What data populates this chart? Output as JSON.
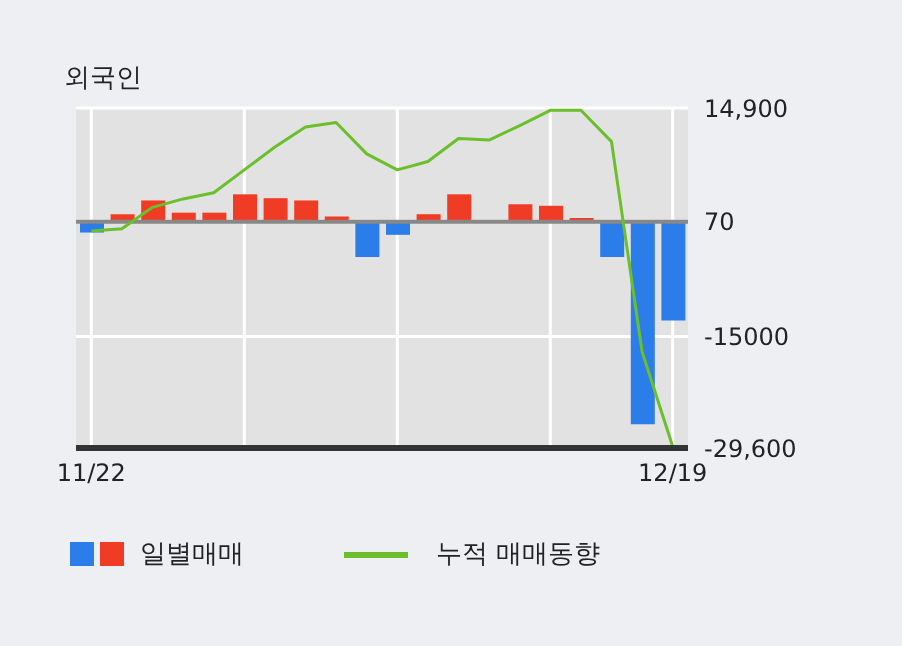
{
  "chart_data": {
    "type": "bar",
    "title": "외국인",
    "categories": [
      "11/22",
      null,
      null,
      null,
      null,
      null,
      null,
      null,
      null,
      null,
      null,
      null,
      null,
      null,
      null,
      null,
      null,
      null,
      null,
      "12/19"
    ],
    "series": [
      {
        "name": "일별매매",
        "colors": [
          "#2b7de9",
          "#f03c24",
          "#f03c24",
          "#f03c24",
          "#f03c24",
          "#f03c24",
          "#f03c24",
          "#f03c24",
          "#f03c24",
          "#2b7de9",
          "#2b7de9",
          "#f03c24",
          "#f03c24",
          "#f03c24",
          "#f03c24",
          "#f03c24",
          "#f03c24",
          "#2b7de9",
          "#2b7de9",
          "#2b7de9"
        ],
        "values": [
          -1400,
          1000,
          2800,
          1200,
          1200,
          3600,
          3100,
          2800,
          700,
          -4600,
          -1700,
          1000,
          3600,
          0,
          2300,
          2100,
          500,
          -4600,
          -26500,
          -12900
        ]
      },
      {
        "name": "누적 매매동향",
        "type": "line",
        "color": "#6abf2a",
        "values": [
          -1200,
          -900,
          1900,
          3000,
          3800,
          6800,
          9800,
          12400,
          13000,
          8900,
          6800,
          7900,
          10900,
          10700,
          12600,
          14600,
          14600,
          10500,
          -17000,
          -29400
        ]
      }
    ],
    "ylim": [
      -29600,
      14900
    ],
    "yticks": [
      {
        "value": 14900,
        "label": "14,900"
      },
      70,
      -15000,
      {
        "value": -29600,
        "label": "-29,600"
      }
    ],
    "ref_lines": [
      {
        "axis": "y",
        "value": 0,
        "color": "#888888"
      }
    ],
    "grid": true,
    "legend": "bottom left"
  }
}
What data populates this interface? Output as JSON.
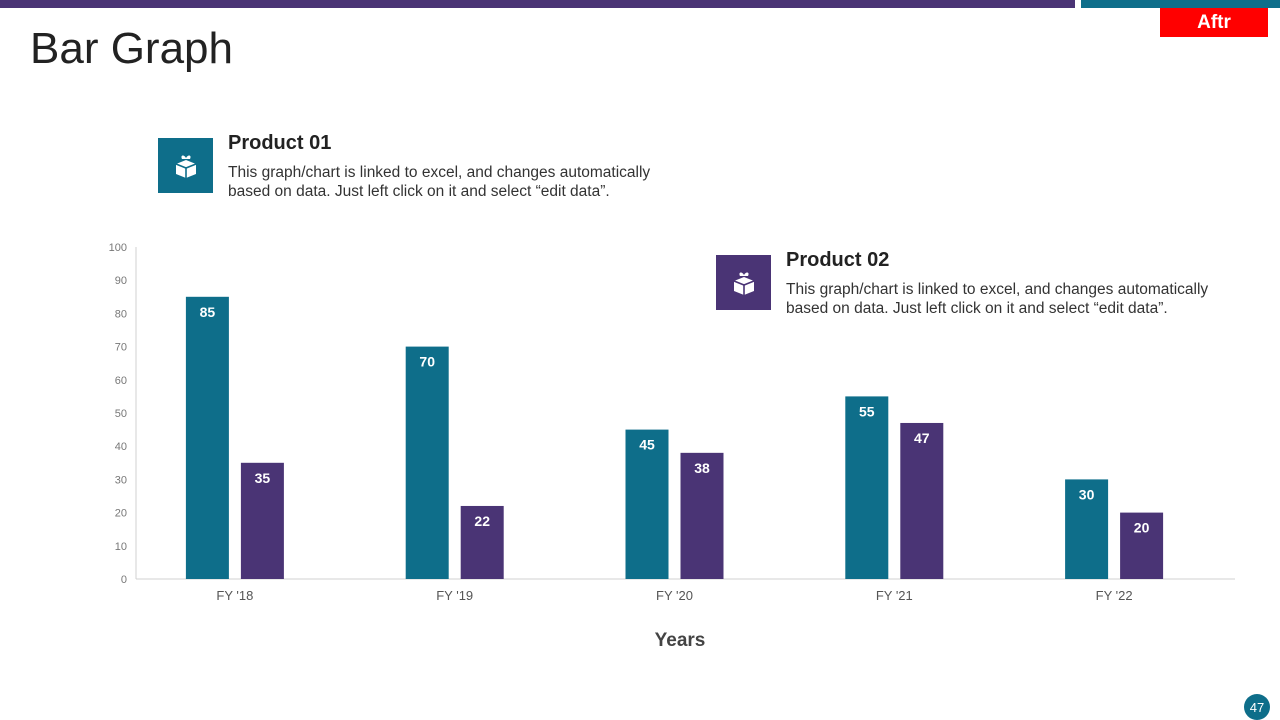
{
  "header": {
    "title": "Bar Graph",
    "brand": "Aftr",
    "bar_colors": [
      "#4a3475",
      "#0e6e8a"
    ]
  },
  "legend": [
    {
      "title": "Product 01",
      "description": "This graph/chart is linked to excel, and changes automatically based on data. Just left click on it and select “edit data”.",
      "icon": "gift-box-icon",
      "color": "#0e6e8a"
    },
    {
      "title": "Product 02",
      "description": "This graph/chart is linked to excel, and changes automatically based on data. Just left click on it and select “edit data”.",
      "icon": "gift-box-icon",
      "color": "#4a3475"
    }
  ],
  "chart_data": {
    "type": "bar",
    "title": "",
    "categories": [
      "FY '18",
      "FY '19",
      "FY '20",
      "FY '21",
      "FY '22"
    ],
    "series": [
      {
        "name": "Product 01",
        "values": [
          85,
          70,
          45,
          55,
          30
        ],
        "color": "#0e6e8a"
      },
      {
        "name": "Product 02",
        "values": [
          35,
          22,
          38,
          47,
          20
        ],
        "color": "#4a3475"
      }
    ],
    "xlabel": "Years",
    "ylabel": "",
    "ylim": [
      0,
      100
    ],
    "yticks": [
      0,
      10,
      20,
      30,
      40,
      50,
      60,
      70,
      80,
      90,
      100
    ],
    "grid": false,
    "data_labels": true
  },
  "footer": {
    "page_number": "47"
  }
}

Short problem - Exact duplication of all the records is required; pictures are omitted from the copy.

Output for this task -
What data populates this chart? Output as JSON.
{
  "chart_data": {
    "type": "bar",
    "title": "외국인",
    "categories": [
      "11/22",
      null,
      null,
      null,
      null,
      null,
      null,
      null,
      null,
      null,
      null,
      null,
      null,
      null,
      null,
      null,
      null,
      null,
      null,
      "12/19"
    ],
    "series": [
      {
        "name": "일별매매",
        "colors": [
          "#2b7de9",
          "#f03c24",
          "#f03c24",
          "#f03c24",
          "#f03c24",
          "#f03c24",
          "#f03c24",
          "#f03c24",
          "#f03c24",
          "#2b7de9",
          "#2b7de9",
          "#f03c24",
          "#f03c24",
          "#f03c24",
          "#f03c24",
          "#f03c24",
          "#f03c24",
          "#2b7de9",
          "#2b7de9",
          "#2b7de9"
        ],
        "values": [
          -1400,
          1000,
          2800,
          1200,
          1200,
          3600,
          3100,
          2800,
          700,
          -4600,
          -1700,
          1000,
          3600,
          0,
          2300,
          2100,
          500,
          -4600,
          -26500,
          -12900
        ]
      },
      {
        "name": "누적 매매동향",
        "type": "line",
        "color": "#6abf2a",
        "values": [
          -1200,
          -900,
          1900,
          3000,
          3800,
          6800,
          9800,
          12400,
          13000,
          8900,
          6800,
          7900,
          10900,
          10700,
          12600,
          14600,
          14600,
          10500,
          -17000,
          -29400
        ]
      }
    ],
    "ylim": [
      -29600,
      14900
    ],
    "yticks": [
      {
        "value": 14900,
        "label": "14,900"
      },
      70,
      -15000,
      {
        "value": -29600,
        "label": "-29,600"
      }
    ],
    "ref_lines": [
      {
        "axis": "y",
        "value": 0,
        "color": "#888888"
      }
    ],
    "grid": true,
    "legend": "bottom left"
  }
}
What data populates this interface? Output as JSON.
{
  "header": {
    "title": "Bar Graph",
    "brand": "Aftr",
    "bar_colors": [
      "#4a3475",
      "#0e6e8a"
    ]
  },
  "legend": [
    {
      "title": "Product 01",
      "description": "This graph/chart is linked to excel, and changes automatically based on data. Just left click on it and select “edit data”.",
      "icon": "gift-box-icon",
      "color": "#0e6e8a"
    },
    {
      "title": "Product 02",
      "description": "This graph/chart is linked to excel, and changes automatically based on data. Just left click on it and select “edit data”.",
      "icon": "gift-box-icon",
      "color": "#4a3475"
    }
  ],
  "chart_data": {
    "type": "bar",
    "title": "",
    "categories": [
      "FY '18",
      "FY '19",
      "FY '20",
      "FY '21",
      "FY '22"
    ],
    "series": [
      {
        "name": "Product 01",
        "values": [
          85,
          70,
          45,
          55,
          30
        ],
        "color": "#0e6e8a"
      },
      {
        "name": "Product 02",
        "values": [
          35,
          22,
          38,
          47,
          20
        ],
        "color": "#4a3475"
      }
    ],
    "xlabel": "Years",
    "ylabel": "",
    "ylim": [
      0,
      100
    ],
    "yticks": [
      0,
      10,
      20,
      30,
      40,
      50,
      60,
      70,
      80,
      90,
      100
    ],
    "grid": false,
    "data_labels": true
  },
  "footer": {
    "page_number": "47"
  }
}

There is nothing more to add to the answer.